THE PROBLEM: Look through the data and write out every line with the word "lait" in it.

GIVEN ENTRIES:
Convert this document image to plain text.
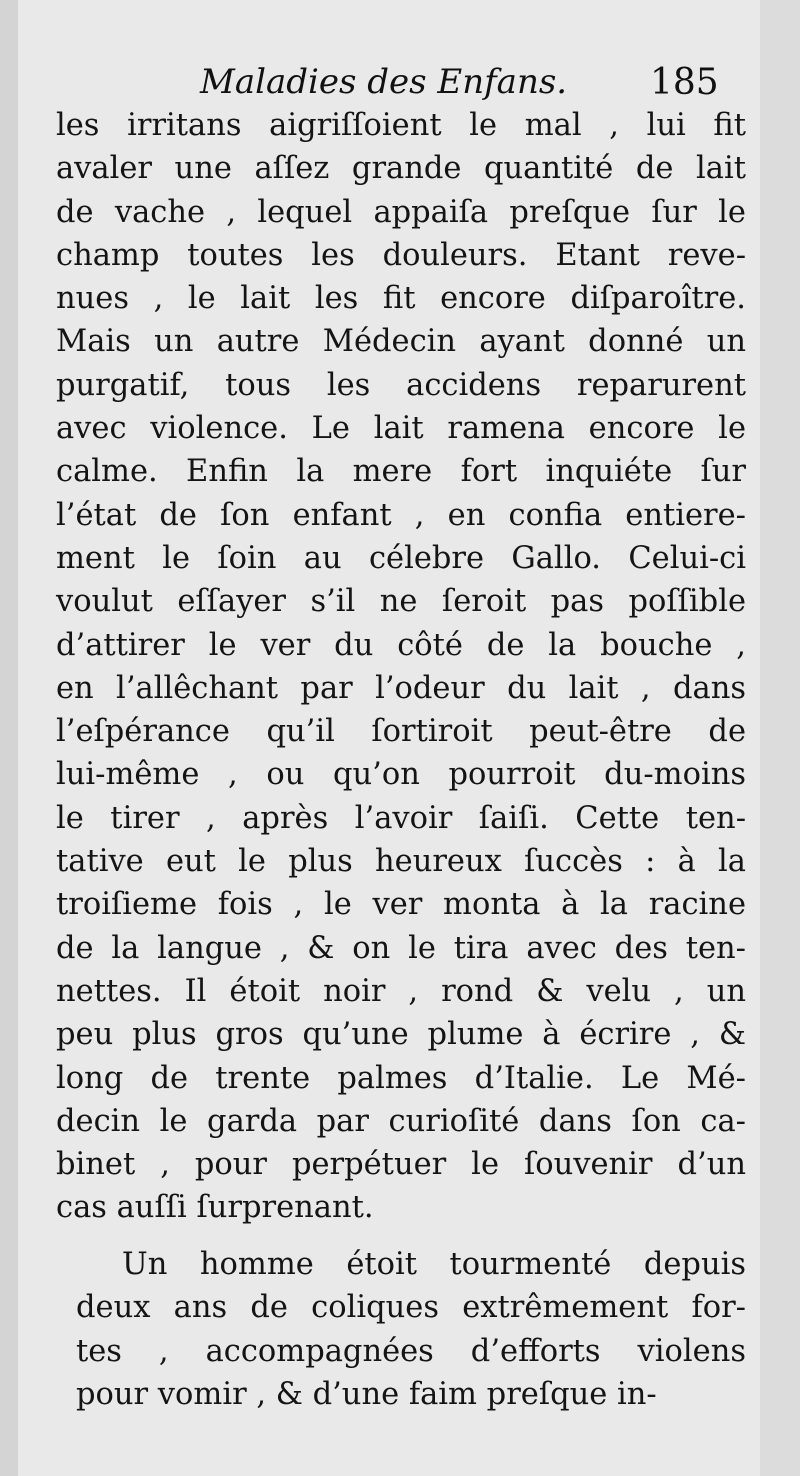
Maladies des Enfans. 185
les irritans aigriſſoient le mal , lui fit
avaler une aſſez grande quantité de lait
de vache , lequel appaiſa preſque ſur le
champ toutes les douleurs. Etant reve-
nues , le lait les fit encore diſparoître.
Mais un autre Médecin ayant donné un
purgatif, tous les accidens reparurent
avec violence. Le lait ramena encore le
calme. Enfin la mere fort inquiéte ſur
l’état de ſon enfant , en confia entiere-
ment le ſoin au célebre Gallo. Celui-ci
voulut eſſayer s’il ne ſeroit pas poſſible
d’attirer le ver du côté de la bouche ,
en l’allêchant par l’odeur du lait , dans
l’eſpérance qu’il ſortiroit peut-être de
lui-même , ou qu’on pourroit du-moins
le tirer , après l’avoir ſaiſi. Cette ten-
tative eut le plus heureux ſuccès : à la
troiſieme fois , le ver monta à la racine
de la langue , & on le tira avec des ten-
nettes. Il étoit noir , rond & velu , un
peu plus gros qu’une plume à écrire , &
long de trente palmes d’Italie. Le Mé-
decin le garda par curioſité dans ſon ca-
binet , pour perpétuer le ſouvenir d’un
cas auſſi ſurprenant.
Un homme étoit tourmenté depuis
deux ans de coliques extrêmement for-
tes , accompagnées d’efforts violens
pour vomir , & d’une faim preſque in-
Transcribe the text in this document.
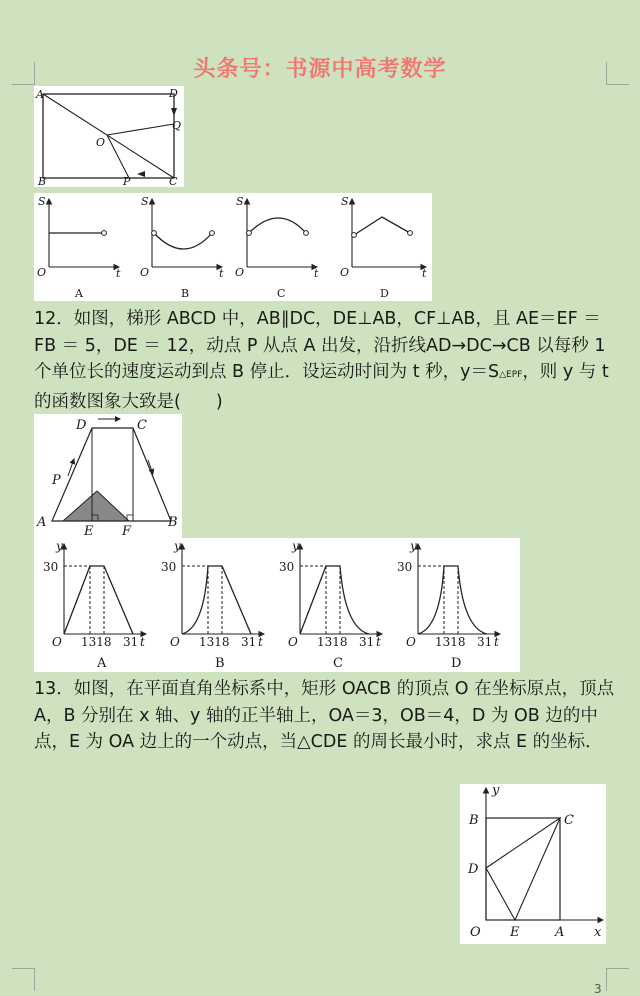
头条号：书源中高考数学
A	D
Q
O
B	P	C
S
O	t
A
S
O	t
B
S
O	t
C
S
O	t
D
12．如图，梯形 ABCD 中，AB∥DC，DE⊥AB，CF⊥AB，且 AE＝EF ＝ FB ＝ 5，DE ＝ 12，动点 P 从点 A 出发，沿折线AD→DC→CB 以每秒 1 个单位长的速度运动到点 B 停止．设运动时间为 t 秒，y＝S△EPF，则 y 与 t 的函数图象大致是(　　)
D	C
P
A
E F
B
y
30
O 1318 31 t
A
y
30
O 1318 31 t
B
y
30
O 1318 31 t
C
y
30
O 1318 31 t
D
13．如图，在平面直角坐标系中，矩形 OACB 的顶点 O 在坐标原点，顶点 A，B 分别在 x 轴、y 轴的正半轴上，OA＝3，OB＝4，D 为 OB 边的中点，E 为 OA 边上的一个动点，当△CDE 的周长最小时，求点 E 的坐标．
y
B	C
D
O E	A x
3
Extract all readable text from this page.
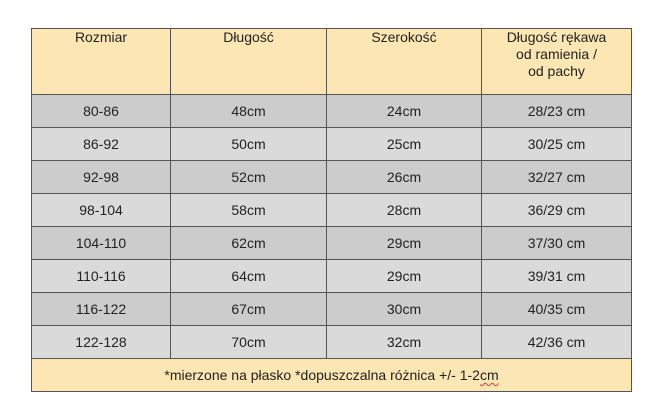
Rozmiar	Długość	Szerokość	Długość rękawa
od ramienia /
od pachy

80-86	48cm	24cm	28/23 cm
86-92	50cm	25cm	30/25 cm
92-98	52cm	26cm	32/27 cm
98-104	58cm	28cm	36/29 cm
104-110	62cm	29cm	37/30 cm
110-116	64cm	29cm	39/31 cm
116-122	67cm	30cm	40/35 cm
122-128	70cm	32cm	42/36 cm
*mierzone na płasko *dopuszczalna różnica +/- 1-2cm			
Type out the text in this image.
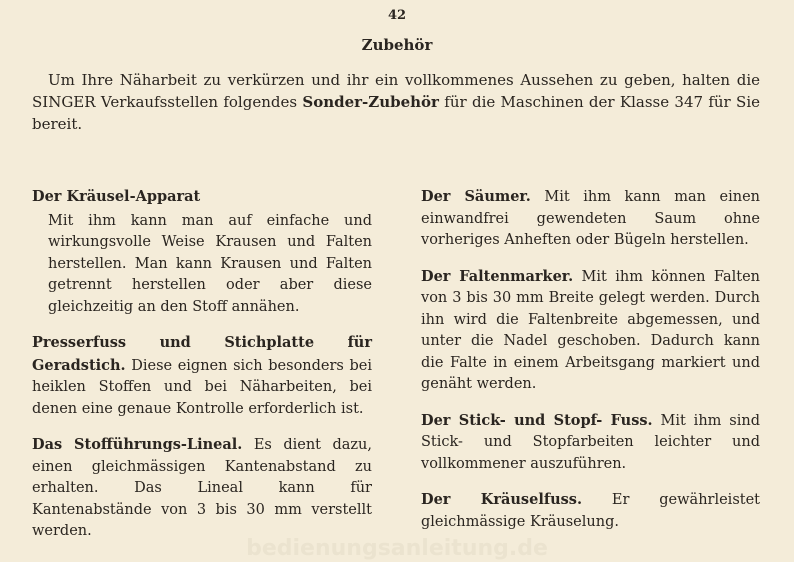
42
Zubehör
Um Ihre Näharbeit zu verkürzen und ihr ein vollkommenes Aussehen zu geben, halten die SINGER Verkaufsstellen folgendes Sonder-Zubehör für die Maschinen der Klasse 347 für Sie bereit.
Der Kräusel-Apparat
Mit ihm kann man auf einfache und wirkungsvolle Weise Krausen und Falten herstellen. Man kann Krausen und Falten getrennt herstellen oder aber diese gleichzeitig an den Stoff annähen.
Presserfuss und Stichplatte für Geradstich. Diese eignen sich besonders bei heiklen Stoffen und bei Näharbeiten, bei denen eine genaue Kontrolle erforderlich ist.
Das Stofführungs-Lineal. Es dient dazu, einen gleichmässigen Kantenabstand zu erhalten. Das Lineal kann für Kantenabstände von 3 bis 30 mm verstellt werden.
Der Säumer. Mit ihm kann man einen einwandfrei gewendeten Saum ohne vorheriges Anheften oder Bügeln herstellen.
Der Faltenmarker. Mit ihm können Falten von 3 bis 30 mm Breite gelegt werden. Durch ihn wird die Faltenbreite abgemessen, und unter die Nadel geschoben. Dadurch kann die Falte in einem Arbeitsgang markiert und genäht werden.
Der Stick- und Stopf- Fuss. Mit ihm sind Stick- und Stopfarbeiten leichter und vollkommener auszuführen.
Der Kräuselfuss. Er gewährleistet gleichmässige Kräuselung.
bedienungsanleitung.de
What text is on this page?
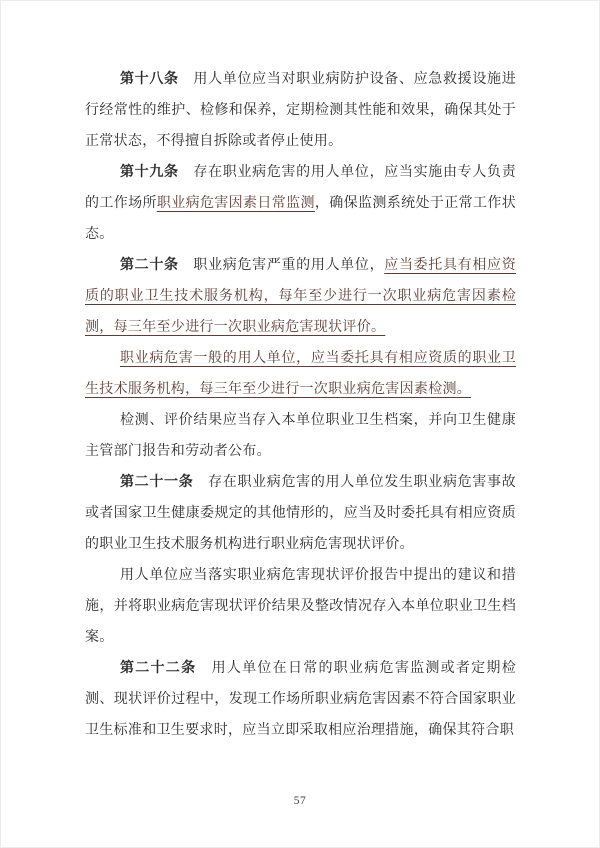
第十八条　用人单位应当对职业病防护设备、应急救援设施进行经常性的维护、检修和保养，定期检测其性能和效果，确保其处于正常状态，不得擅自拆除或者停止使用。

第十九条　存在职业病危害的用人单位，应当实施由专人负责的工作场所职业病危害因素日常监测，确保监测系统处于正常工作状态。

第二十条　职业病危害严重的用人单位，应当委托具有相应资质的职业卫生技术服务机构，每年至少进行一次职业病危害因素检测，每三年至少进行一次职业病危害现状评价。

职业病危害一般的用人单位，应当委托具有相应资质的职业卫生技术服务机构，每三年至少进行一次职业病危害因素检测。

检测、评价结果应当存入本单位职业卫生档案，并向卫生健康主管部门报告和劳动者公布。

第二十一条　存在职业病危害的用人单位发生职业病危害事故或者国家卫生健康委规定的其他情形的，应当及时委托具有相应资质的职业卫生技术服务机构进行职业病危害现状评价。

用人单位应当落实职业病危害现状评价报告中提出的建议和措施，并将职业病危害现状评价结果及整改情况存入本单位职业卫生档案。

第二十二条　用人单位在日常的职业病危害监测或者定期检测、现状评价过程中，发现工作场所职业病危害因素不符合国家职业卫生标准和卫生要求时，应当立即采取相应治理措施，确保其符合职

57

ANSWER BELOW:
avaler une aſſez grande quantité de lait
nues , le lait les fit encore diſparoître.
avec violence. Le lait ramena encore le
en l’allêchant par l’odeur du lait , dans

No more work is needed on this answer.